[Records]
+++

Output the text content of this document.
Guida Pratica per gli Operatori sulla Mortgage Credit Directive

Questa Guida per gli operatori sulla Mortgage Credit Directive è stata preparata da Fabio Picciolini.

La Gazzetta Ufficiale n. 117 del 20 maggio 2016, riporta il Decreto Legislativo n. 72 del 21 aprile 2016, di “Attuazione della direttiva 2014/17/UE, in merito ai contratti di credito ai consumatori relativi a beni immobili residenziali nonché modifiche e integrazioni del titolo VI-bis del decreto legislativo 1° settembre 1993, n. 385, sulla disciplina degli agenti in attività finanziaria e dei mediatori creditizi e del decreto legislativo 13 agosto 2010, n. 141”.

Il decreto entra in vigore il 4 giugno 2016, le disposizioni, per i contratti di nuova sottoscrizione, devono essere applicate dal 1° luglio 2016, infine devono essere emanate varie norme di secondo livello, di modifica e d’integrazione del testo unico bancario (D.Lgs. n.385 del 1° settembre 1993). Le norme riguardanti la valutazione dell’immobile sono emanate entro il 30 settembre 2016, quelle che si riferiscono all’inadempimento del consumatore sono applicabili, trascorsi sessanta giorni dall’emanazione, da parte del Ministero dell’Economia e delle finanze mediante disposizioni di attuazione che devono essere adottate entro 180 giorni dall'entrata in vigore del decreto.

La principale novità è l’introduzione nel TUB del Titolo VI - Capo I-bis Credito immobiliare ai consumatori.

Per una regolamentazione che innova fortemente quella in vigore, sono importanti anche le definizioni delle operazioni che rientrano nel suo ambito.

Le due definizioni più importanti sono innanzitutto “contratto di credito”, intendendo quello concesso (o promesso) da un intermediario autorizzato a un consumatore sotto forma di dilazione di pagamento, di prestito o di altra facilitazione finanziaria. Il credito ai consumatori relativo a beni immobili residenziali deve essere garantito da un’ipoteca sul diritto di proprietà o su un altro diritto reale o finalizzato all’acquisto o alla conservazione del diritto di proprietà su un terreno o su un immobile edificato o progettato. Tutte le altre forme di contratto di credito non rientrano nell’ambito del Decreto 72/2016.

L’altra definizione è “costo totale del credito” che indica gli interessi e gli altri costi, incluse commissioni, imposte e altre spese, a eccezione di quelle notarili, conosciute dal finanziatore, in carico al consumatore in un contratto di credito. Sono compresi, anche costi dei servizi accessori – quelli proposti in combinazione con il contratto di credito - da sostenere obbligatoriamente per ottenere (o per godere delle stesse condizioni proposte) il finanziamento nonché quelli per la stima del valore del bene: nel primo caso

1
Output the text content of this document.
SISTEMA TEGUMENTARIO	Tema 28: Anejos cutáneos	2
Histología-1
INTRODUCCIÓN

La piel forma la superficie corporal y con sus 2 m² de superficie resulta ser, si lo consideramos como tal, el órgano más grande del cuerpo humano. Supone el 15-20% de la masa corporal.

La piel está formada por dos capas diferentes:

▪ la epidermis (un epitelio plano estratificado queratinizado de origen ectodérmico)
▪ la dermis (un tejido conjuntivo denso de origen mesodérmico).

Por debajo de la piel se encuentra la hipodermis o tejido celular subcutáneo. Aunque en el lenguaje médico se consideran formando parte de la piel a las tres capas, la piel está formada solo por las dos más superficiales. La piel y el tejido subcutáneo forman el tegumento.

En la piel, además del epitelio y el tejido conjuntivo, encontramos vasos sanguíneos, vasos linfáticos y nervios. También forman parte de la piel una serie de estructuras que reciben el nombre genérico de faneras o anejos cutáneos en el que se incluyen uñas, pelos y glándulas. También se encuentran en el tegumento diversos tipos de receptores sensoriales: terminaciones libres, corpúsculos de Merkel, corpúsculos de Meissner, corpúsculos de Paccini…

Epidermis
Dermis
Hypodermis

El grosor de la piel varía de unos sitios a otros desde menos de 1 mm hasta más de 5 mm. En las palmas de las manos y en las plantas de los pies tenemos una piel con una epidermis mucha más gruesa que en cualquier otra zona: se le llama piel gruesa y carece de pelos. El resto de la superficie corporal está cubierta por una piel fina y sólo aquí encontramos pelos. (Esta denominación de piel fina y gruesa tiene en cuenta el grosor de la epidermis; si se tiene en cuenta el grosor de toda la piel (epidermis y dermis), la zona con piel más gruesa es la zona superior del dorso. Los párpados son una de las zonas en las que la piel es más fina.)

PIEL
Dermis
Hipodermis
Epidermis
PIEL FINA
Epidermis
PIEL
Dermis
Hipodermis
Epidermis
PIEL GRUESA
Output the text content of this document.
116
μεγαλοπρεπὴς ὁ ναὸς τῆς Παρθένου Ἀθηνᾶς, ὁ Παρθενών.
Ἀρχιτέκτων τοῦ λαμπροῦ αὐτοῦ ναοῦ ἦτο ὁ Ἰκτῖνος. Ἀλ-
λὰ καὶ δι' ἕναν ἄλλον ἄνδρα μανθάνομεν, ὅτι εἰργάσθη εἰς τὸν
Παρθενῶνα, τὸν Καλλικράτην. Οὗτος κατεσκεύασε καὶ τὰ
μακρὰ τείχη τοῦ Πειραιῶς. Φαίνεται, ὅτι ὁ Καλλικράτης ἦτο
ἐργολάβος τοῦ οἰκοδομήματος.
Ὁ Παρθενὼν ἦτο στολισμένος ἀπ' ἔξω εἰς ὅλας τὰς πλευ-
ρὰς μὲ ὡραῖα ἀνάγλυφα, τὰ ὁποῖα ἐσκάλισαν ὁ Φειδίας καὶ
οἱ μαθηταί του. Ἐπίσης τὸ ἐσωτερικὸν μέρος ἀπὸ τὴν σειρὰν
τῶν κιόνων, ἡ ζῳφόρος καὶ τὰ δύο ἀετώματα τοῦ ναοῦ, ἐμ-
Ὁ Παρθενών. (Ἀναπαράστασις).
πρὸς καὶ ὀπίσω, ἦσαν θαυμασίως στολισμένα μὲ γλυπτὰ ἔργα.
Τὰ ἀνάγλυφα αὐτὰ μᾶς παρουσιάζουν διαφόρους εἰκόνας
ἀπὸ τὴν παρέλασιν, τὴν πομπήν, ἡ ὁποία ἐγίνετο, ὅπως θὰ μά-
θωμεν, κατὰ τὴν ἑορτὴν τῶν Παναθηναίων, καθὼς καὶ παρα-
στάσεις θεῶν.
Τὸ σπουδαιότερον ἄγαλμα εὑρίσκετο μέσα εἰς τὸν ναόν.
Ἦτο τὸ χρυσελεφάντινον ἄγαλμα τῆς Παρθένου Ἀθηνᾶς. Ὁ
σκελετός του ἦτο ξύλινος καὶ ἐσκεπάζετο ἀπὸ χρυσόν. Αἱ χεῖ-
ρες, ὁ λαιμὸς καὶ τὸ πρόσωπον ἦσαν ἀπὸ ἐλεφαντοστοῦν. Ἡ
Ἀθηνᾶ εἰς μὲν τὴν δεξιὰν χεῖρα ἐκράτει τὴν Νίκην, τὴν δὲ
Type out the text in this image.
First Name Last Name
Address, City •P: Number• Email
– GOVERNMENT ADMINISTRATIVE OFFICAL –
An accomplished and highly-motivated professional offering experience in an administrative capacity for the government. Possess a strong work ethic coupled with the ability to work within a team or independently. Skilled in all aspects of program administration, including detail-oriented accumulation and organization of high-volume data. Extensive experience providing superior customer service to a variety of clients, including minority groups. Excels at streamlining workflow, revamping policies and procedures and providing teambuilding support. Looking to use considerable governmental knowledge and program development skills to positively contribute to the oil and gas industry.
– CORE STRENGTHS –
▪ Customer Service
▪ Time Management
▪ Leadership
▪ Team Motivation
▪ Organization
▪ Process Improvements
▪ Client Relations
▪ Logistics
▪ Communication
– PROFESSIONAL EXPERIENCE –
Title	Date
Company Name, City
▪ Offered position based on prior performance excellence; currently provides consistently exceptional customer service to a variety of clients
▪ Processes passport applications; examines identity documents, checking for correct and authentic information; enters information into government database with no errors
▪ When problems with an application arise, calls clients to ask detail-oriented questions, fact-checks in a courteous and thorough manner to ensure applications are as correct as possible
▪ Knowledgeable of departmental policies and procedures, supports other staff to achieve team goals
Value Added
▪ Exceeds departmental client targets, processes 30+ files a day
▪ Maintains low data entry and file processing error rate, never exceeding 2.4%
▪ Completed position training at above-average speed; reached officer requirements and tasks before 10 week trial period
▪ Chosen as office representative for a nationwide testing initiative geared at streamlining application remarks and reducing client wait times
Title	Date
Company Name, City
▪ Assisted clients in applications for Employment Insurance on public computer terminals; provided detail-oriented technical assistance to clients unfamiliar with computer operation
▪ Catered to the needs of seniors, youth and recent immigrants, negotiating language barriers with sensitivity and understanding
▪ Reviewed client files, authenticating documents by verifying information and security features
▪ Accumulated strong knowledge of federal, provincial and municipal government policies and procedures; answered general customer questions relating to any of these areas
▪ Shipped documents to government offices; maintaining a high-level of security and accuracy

+++

### WRITTEN EXERCISE
Tally how many lines of the material contain the word "rientrano". The answer must be the number and nothing else.

### COMPLETED EXERCISE
2